● **Supplied material**
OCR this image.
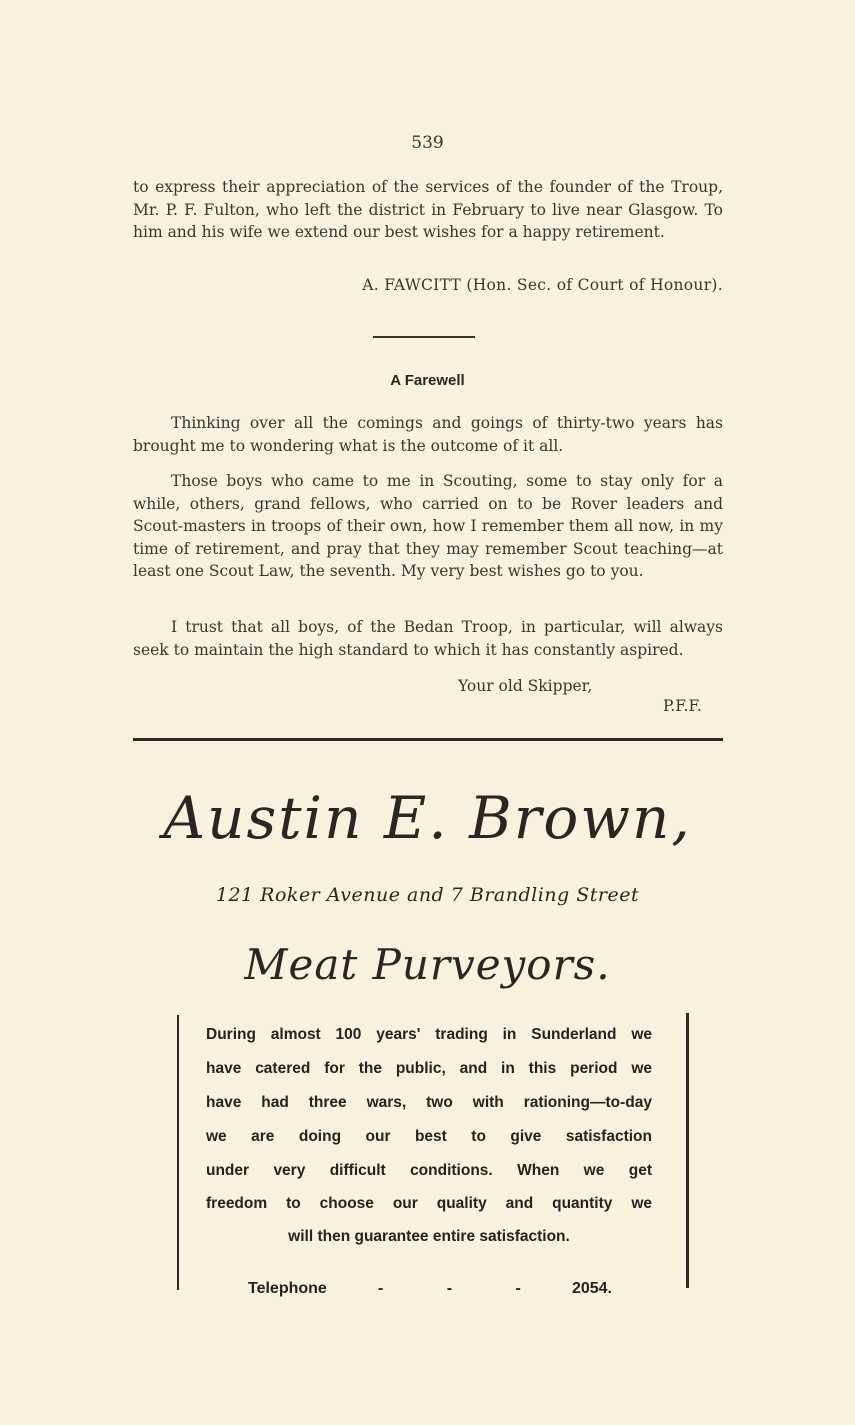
539

to express their appreciation of the services of the founder of the Troup, Mr. P. F. Fulton, who left the district in February to live near Glasgow. To him and his wife we extend our best wishes for a happy retirement.

A. FAWCITT (Hon. Sec. of Court of Honour).
A Farewell

Thinking over all the comings and goings of thirty-two years has brought me to wondering what is the outcome of it all.

Those boys who came to me in Scouting, some to stay only for a while, others, grand fellows, who carried on to be Rover leaders and Scout-masters in troops of their own, how I remember them all now, in my time of retirement, and pray that they may remember Scout teaching—at least one Scout Law, the seventh. My very best wishes go to you.

I trust that all boys, of the Bedan Troop, in particular, will always seek to maintain the high standard to which it has constantly aspired.

Your old Skipper,
P.F.F.
Austin E. Brown,
121 Roker Avenue and 7 Brandling Street
Meat Purveyors.

During almost 100 years' trading in Sunderland we

have catered for the public, and in this period we

have had three wars, two with rationing—to-day

we are doing our best to give satisfaction

under very difficult conditions. When we get

freedom to choose our quality and quantity we

will then guarantee entire satisfaction.

Telephone	-	-	-	2054.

● **Instructions for the task**
Restate the entire listing word for word, excluding pictures.

● **Problem solution**
OCR this image.
539

to express their appreciation of the services of the founder of the Troup, Mr. P. F. Fulton, who left the district in February to live near Glasgow. To him and his wife we extend our best wishes for a happy retirement.

A. FAWCITT (Hon. Sec. of Court of Honour).
A Farewell

Thinking over all the comings and goings of thirty-two years has brought me to wondering what is the outcome of it all.

Those boys who came to me in Scouting, some to stay only for a while, others, grand fellows, who carried on to be Rover leaders and Scout-masters in troops of their own, how I remember them all now, in my time of retirement, and pray that they may remember Scout teaching—at least one Scout Law, the seventh. My very best wishes go to you.

I trust that all boys, of the Bedan Troop, in particular, will always seek to maintain the high standard to which it has constantly aspired.

Your old Skipper,
P.F.F.
Austin E. Brown,
121 Roker Avenue and 7 Brandling Street
Meat Purveyors.

During almost 100 years' trading in Sunderland we

have catered for the public, and in this period we

have had three wars, two with rationing—to-day

we are doing our best to give satisfaction

under very difficult conditions. When we get

freedom to choose our quality and quantity we

will then guarantee entire satisfaction.

Telephone	-	-	-	2054.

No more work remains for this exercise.